TO BE DONE: All of the material below is to be retyped exactly.

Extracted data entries

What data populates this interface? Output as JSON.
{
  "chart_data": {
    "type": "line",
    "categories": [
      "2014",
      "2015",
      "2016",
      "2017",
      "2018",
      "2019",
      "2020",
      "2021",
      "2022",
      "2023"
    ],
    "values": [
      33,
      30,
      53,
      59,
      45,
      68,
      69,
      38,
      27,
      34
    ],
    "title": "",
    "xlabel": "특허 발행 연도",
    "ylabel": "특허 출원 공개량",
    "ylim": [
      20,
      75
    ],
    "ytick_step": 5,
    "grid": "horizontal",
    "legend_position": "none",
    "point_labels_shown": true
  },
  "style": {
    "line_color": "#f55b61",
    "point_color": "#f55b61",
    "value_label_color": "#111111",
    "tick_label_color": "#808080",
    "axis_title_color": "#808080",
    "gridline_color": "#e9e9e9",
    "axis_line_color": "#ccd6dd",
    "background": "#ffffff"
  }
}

THE ANSWER:
What data populates this interface? Output as JSON.
{
  "chart_data": {
    "type": "line",
    "categories": [
      "2014",
      "2015",
      "2016",
      "2017",
      "2018",
      "2019",
      "2020",
      "2021",
      "2022",
      "2023"
    ],
    "values": [
      33,
      30,
      53,
      59,
      45,
      68,
      69,
      38,
      27,
      34
    ],
    "title": "",
    "xlabel": "특허 발행 연도",
    "ylabel": "특허 출원 공개량",
    "ylim": [
      20,
      75
    ],
    "ytick_step": 5,
    "grid": "horizontal",
    "legend_position": "none",
    "point_labels_shown": true
  },
  "style": {
    "line_color": "#f55b61",
    "point_color": "#f55b61",
    "value_label_color": "#111111",
    "tick_label_color": "#808080",
    "axis_title_color": "#808080",
    "gridline_color": "#e9e9e9",
    "axis_line_color": "#ccd6dd",
    "background": "#ffffff"
  }
}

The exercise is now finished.